→ Short problem
Below is a listing to write out in full, exactly as given, without its pictures.

++++ Given records

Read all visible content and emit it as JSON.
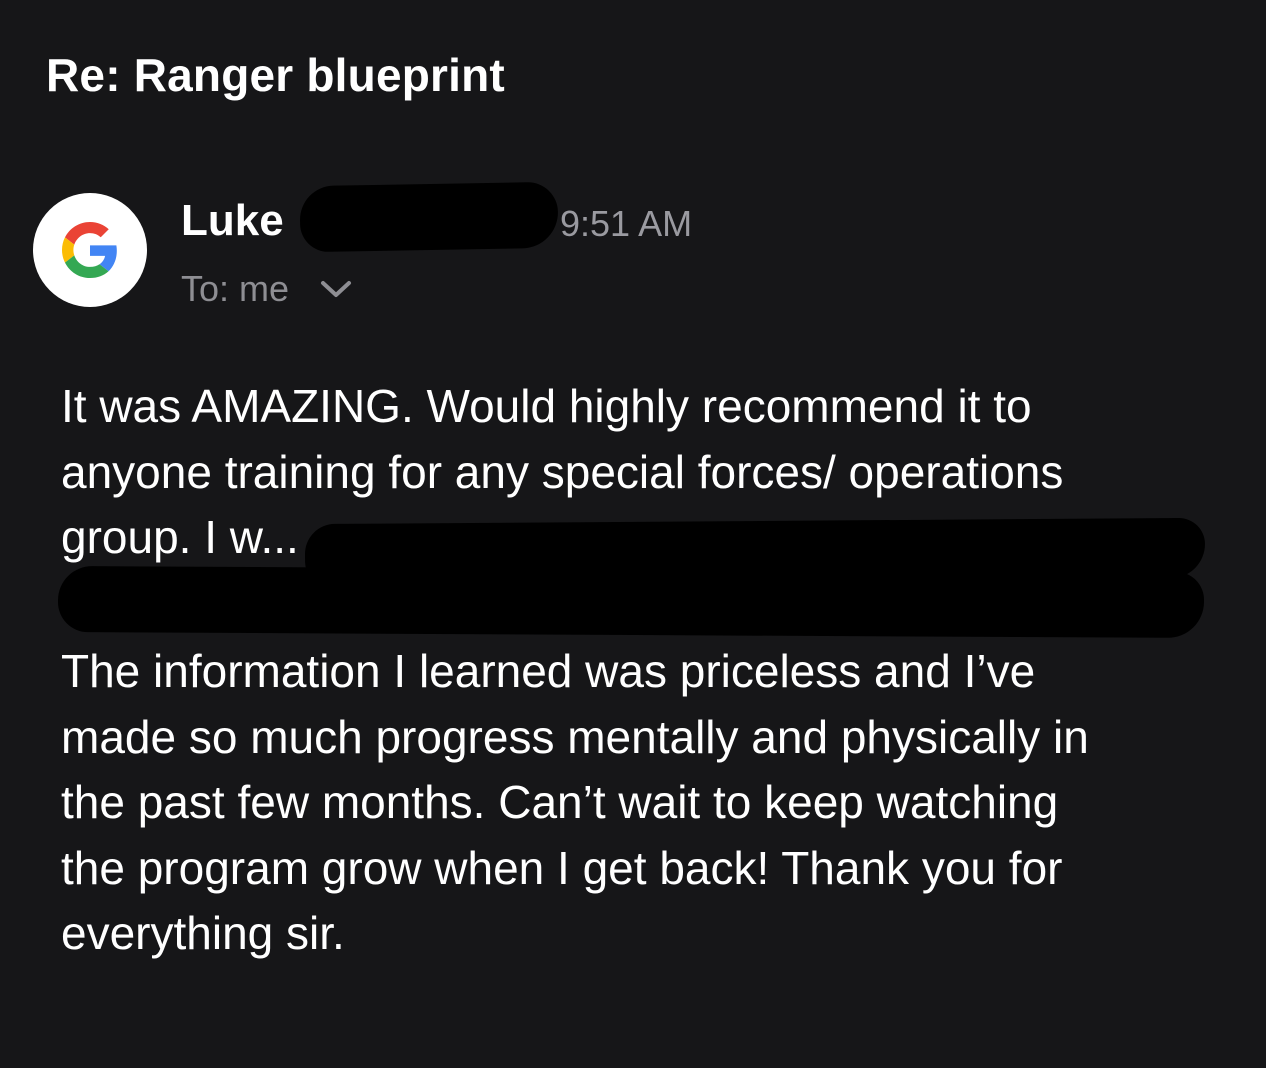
{
  "email": {
    "subject": "Re: Ranger blueprint",
    "sender_name": "Luke",
    "time": "9:51 AM",
    "to_line": "To: me",
    "avatar_icon": "google-g-icon",
    "body_paragraph_1": [
      "It was AMAZING. Would highly recommend it to",
      "anyone training for any special forces/ operations",
      "group. I w..."
    ],
    "body_paragraph_2": [
      "The information I learned was priceless and I’ve",
      "made so much progress mentally and physically in",
      "the past few months. Can’t wait to keep watching",
      "the program grow when I get back! Thank you for",
      "everything sir."
    ]
  },
  "colors": {
    "background": "#161618",
    "text_primary": "#ffffff",
    "text_secondary": "#8e8e93",
    "redaction": "#000000",
    "google_blue": "#4285F4",
    "google_red": "#EA4335",
    "google_yellow": "#FBBC05",
    "google_green": "#34A853"
  }
}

++++++++

→ Result of this exercise
Read all visible content and emit it as JSON.
{
  "email": {
    "subject": "Re: Ranger blueprint",
    "sender_name": "Luke",
    "time": "9:51 AM",
    "to_line": "To: me",
    "avatar_icon": "google-g-icon",
    "body_paragraph_1": [
      "It was AMAZING. Would highly recommend it to",
      "anyone training for any special forces/ operations",
      "group. I w..."
    ],
    "body_paragraph_2": [
      "The information I learned was priceless and I’ve",
      "made so much progress mentally and physically in",
      "the past few months. Can’t wait to keep watching",
      "the program grow when I get back! Thank you for",
      "everything sir."
    ]
  },
  "colors": {
    "background": "#161618",
    "text_primary": "#ffffff",
    "text_secondary": "#8e8e93",
    "redaction": "#000000",
    "google_blue": "#4285F4",
    "google_red": "#EA4335",
    "google_yellow": "#FBBC05",
    "google_green": "#34A853"
  }
}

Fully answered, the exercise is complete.